__Data shown__:
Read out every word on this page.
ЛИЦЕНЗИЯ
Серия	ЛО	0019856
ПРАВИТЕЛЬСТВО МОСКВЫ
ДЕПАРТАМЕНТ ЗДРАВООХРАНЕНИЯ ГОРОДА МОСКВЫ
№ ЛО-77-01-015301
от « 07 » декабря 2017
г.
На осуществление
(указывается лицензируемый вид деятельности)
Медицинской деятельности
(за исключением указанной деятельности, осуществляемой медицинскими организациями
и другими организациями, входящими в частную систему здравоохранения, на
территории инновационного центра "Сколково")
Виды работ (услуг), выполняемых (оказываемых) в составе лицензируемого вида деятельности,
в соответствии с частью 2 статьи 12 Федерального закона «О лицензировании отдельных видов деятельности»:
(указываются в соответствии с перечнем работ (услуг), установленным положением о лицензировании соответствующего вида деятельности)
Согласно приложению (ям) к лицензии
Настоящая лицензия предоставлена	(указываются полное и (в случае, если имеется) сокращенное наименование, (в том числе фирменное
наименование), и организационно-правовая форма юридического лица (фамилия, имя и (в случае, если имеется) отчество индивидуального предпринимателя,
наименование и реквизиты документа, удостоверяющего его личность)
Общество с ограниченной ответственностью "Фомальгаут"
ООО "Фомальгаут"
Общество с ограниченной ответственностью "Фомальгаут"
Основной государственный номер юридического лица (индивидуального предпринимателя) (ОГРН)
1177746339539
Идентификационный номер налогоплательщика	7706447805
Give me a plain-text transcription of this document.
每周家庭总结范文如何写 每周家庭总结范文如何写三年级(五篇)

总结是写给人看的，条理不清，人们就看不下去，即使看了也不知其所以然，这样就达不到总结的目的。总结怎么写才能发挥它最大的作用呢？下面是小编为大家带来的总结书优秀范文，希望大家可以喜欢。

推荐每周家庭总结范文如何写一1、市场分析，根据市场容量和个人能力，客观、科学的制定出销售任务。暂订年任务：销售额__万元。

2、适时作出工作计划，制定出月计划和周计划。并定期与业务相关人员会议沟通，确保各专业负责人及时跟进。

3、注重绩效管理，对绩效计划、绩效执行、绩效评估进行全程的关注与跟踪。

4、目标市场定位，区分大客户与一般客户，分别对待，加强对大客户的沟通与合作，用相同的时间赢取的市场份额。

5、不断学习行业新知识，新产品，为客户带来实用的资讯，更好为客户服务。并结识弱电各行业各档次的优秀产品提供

__Written exercise__: Copy each line in the data that holds the word "вида".

__Solved exercise__:
Виды работ (услуг), выполняемых (оказываемых) в составе лицензируемого вида деятельности,
(указываются в соответствии с перечнем работ (услуг), установленным положением о лицензировании соответствующего вида деятельности)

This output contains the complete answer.